Task objective >> Please copy, word for word, the rows below from the one containing "For every button, label, input, icon, or" through the one containing "view-selector[interactable]: waveform [22, 603, 84, 612]", both included.

Task input >>

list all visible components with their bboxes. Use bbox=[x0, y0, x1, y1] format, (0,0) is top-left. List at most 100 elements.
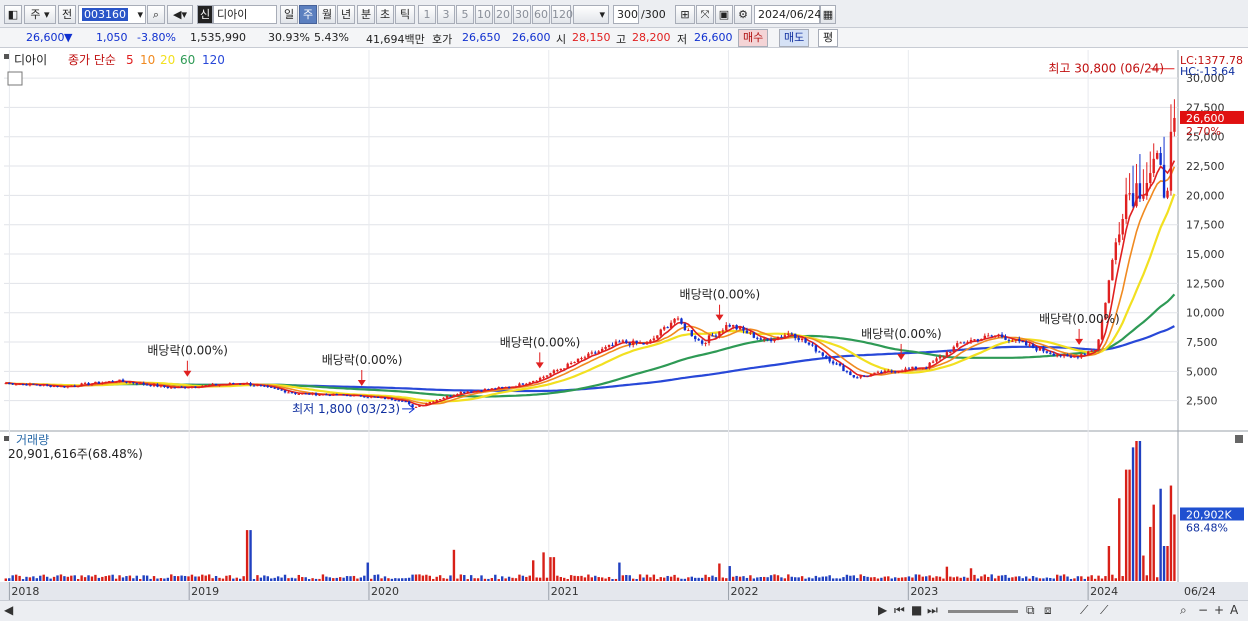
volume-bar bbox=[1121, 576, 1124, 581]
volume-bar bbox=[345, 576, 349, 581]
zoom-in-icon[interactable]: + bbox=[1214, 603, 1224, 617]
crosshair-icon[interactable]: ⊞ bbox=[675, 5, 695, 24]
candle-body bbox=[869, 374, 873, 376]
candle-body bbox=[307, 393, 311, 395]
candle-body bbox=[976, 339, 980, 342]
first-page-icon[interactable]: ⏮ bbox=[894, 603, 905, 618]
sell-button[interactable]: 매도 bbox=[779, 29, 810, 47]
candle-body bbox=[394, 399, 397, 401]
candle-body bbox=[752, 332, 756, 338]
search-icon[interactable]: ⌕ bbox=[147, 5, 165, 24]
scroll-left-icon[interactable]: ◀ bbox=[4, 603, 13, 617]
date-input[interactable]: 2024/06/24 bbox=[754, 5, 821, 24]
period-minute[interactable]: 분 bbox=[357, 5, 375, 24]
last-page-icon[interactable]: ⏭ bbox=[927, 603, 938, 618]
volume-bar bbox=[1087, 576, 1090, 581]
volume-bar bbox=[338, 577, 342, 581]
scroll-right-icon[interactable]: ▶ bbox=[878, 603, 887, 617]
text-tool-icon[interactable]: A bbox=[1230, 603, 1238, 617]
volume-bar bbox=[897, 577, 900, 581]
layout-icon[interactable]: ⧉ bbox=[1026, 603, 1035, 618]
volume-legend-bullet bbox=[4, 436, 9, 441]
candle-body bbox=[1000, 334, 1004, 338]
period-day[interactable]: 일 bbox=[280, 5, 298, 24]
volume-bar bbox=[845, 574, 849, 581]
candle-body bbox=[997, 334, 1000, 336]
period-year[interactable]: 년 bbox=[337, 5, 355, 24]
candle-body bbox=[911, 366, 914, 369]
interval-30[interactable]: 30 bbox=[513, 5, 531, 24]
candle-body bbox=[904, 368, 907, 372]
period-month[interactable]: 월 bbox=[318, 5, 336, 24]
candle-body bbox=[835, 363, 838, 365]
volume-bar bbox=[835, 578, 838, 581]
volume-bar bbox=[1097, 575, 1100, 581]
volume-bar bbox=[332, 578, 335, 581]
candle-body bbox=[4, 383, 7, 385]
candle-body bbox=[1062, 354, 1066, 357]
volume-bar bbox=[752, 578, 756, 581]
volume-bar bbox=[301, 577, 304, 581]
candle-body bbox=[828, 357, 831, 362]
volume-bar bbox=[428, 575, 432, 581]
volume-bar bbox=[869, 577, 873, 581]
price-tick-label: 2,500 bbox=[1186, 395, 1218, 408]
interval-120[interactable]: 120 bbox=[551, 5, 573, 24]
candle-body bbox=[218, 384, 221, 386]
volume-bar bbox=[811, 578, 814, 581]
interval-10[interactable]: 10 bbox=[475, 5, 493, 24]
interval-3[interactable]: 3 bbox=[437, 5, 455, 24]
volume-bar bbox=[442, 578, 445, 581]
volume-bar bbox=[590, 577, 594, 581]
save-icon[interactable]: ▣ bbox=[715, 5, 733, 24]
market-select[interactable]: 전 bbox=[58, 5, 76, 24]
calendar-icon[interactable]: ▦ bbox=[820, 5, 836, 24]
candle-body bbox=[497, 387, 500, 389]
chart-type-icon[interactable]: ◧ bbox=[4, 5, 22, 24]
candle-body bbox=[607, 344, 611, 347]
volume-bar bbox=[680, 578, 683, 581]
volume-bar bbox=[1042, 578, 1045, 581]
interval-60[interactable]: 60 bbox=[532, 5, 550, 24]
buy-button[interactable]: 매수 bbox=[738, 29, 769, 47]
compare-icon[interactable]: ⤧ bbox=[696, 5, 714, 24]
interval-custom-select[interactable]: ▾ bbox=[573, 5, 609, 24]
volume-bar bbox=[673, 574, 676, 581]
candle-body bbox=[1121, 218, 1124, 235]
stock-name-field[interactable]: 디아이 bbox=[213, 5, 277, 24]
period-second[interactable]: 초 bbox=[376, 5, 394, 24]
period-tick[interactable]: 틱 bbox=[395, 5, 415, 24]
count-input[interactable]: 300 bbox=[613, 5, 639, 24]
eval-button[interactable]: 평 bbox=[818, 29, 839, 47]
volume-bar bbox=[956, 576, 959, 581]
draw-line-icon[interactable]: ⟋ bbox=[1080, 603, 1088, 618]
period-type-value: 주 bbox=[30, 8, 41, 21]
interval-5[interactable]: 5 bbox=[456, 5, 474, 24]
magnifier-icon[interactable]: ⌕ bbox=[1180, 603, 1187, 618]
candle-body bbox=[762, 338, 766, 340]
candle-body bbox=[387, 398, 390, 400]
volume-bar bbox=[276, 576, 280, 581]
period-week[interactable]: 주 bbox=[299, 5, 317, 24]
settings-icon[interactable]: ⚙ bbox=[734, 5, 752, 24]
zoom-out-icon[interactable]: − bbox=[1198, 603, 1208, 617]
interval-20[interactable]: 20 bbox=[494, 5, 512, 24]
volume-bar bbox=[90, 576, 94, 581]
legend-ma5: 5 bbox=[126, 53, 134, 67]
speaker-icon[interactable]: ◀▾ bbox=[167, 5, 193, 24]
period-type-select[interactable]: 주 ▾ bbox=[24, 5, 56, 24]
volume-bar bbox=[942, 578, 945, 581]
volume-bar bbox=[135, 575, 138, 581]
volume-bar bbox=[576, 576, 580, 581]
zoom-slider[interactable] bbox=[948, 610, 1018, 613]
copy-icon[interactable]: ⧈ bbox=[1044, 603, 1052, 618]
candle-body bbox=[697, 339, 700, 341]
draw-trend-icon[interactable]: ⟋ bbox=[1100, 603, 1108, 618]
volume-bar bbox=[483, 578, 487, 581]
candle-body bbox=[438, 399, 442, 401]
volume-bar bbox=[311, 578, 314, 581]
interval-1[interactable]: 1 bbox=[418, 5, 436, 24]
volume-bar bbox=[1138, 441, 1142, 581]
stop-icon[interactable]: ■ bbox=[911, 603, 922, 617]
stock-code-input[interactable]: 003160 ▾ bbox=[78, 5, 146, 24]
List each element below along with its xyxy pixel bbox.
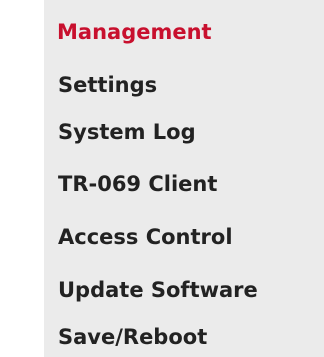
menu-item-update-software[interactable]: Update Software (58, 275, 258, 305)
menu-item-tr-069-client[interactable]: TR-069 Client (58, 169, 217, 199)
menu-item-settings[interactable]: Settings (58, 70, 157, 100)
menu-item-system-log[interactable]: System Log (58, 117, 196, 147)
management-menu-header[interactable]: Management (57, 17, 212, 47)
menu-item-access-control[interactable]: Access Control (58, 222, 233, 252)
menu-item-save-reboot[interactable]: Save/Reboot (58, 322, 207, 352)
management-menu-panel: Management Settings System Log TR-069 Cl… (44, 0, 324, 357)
* * *
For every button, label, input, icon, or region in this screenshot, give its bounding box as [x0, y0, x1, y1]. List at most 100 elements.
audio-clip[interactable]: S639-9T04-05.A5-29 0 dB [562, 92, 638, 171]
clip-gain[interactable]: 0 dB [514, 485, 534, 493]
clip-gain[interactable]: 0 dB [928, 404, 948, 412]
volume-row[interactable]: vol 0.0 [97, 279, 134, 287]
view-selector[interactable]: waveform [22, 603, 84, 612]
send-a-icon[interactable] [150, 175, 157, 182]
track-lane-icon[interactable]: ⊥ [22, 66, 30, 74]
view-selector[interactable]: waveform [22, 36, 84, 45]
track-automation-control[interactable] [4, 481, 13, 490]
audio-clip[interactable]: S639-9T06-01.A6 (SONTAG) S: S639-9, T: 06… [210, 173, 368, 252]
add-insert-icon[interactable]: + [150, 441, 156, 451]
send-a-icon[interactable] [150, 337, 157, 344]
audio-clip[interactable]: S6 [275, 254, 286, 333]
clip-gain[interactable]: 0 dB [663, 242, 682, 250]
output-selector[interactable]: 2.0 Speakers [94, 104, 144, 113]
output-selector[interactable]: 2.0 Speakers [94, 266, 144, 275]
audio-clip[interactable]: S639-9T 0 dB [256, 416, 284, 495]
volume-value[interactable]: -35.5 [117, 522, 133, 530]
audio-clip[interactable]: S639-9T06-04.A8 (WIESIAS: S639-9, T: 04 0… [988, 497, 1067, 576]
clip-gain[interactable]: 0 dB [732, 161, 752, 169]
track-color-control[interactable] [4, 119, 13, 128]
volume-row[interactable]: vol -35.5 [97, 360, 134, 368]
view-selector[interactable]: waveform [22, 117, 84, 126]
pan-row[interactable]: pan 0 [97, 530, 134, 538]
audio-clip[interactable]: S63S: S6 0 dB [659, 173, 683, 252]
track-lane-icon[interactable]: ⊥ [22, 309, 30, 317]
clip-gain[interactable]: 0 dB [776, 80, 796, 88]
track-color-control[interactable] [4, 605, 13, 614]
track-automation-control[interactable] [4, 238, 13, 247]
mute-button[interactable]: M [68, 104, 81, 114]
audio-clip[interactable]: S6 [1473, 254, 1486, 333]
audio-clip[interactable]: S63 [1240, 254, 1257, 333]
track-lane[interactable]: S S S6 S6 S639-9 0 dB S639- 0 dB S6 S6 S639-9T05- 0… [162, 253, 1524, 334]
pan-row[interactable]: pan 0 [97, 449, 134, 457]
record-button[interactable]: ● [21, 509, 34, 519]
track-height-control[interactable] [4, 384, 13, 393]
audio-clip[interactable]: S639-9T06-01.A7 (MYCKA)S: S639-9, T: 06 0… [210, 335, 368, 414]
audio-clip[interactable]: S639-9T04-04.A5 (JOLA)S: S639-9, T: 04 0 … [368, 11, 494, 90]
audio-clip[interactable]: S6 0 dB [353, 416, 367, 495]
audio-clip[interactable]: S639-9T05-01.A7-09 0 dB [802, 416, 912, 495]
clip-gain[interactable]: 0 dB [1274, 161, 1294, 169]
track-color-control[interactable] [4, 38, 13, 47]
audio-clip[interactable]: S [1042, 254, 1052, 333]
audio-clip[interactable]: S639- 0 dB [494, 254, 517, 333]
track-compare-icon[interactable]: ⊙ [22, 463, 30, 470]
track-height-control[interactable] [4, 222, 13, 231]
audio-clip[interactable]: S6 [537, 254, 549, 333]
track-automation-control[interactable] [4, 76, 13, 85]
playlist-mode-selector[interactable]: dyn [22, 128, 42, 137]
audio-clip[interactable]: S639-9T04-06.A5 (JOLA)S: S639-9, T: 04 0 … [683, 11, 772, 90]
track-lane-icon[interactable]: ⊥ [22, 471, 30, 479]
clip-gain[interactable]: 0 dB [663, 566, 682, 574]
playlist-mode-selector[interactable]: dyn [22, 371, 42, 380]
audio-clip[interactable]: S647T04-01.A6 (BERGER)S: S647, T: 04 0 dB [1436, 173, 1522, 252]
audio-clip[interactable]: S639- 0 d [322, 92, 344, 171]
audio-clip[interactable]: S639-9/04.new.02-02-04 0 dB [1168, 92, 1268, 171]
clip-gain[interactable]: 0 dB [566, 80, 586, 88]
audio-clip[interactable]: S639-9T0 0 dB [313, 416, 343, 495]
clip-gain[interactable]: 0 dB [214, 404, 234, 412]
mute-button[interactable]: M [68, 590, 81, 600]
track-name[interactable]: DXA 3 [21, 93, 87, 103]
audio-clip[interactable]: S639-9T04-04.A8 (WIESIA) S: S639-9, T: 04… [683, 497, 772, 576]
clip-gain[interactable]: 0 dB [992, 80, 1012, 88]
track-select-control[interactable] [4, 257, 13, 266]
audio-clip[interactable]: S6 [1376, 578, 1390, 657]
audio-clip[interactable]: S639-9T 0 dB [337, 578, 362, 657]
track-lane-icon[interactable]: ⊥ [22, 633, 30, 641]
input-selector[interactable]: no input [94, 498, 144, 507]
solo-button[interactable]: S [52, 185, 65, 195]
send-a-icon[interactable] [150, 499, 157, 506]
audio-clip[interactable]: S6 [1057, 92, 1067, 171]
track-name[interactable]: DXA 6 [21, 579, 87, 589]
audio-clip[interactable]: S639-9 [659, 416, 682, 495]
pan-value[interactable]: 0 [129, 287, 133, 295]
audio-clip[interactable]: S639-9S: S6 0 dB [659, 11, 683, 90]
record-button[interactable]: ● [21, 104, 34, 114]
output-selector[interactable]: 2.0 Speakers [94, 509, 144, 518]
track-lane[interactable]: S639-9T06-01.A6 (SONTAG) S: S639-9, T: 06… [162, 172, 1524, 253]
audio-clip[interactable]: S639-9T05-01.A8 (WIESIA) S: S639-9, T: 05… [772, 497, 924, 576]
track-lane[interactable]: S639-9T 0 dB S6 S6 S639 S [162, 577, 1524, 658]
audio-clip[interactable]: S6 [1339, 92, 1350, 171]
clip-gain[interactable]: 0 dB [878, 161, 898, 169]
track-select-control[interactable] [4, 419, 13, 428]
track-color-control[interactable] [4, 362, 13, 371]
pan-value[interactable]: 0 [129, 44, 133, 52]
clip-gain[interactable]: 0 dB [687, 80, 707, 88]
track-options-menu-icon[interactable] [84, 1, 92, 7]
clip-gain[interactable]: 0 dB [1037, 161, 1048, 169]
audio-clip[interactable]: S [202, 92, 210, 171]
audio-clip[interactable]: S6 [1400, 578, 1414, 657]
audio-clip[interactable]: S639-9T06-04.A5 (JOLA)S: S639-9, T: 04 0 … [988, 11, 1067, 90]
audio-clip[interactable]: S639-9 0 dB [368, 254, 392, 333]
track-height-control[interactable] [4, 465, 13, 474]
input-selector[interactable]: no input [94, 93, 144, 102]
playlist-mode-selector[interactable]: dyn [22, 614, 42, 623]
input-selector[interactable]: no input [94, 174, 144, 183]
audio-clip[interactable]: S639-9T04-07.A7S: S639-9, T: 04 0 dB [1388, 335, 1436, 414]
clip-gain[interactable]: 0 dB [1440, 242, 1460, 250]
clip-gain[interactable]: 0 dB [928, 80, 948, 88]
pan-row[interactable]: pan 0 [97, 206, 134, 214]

Response to the task >>
For every button, label, input, icon, or region in this screenshot, give its bounding box as [x0, y0, x1, y1]. List at most 100 elements.
audio-clip[interactable]: S639-9T04-05.A5-29 0 dB [562, 92, 638, 171]
clip-gain[interactable]: 0 dB [514, 485, 534, 493]
clip-gain[interactable]: 0 dB [928, 404, 948, 412]
volume-row[interactable]: vol 0.0 [97, 279, 134, 287]
view-selector[interactable]: waveform [22, 603, 84, 612]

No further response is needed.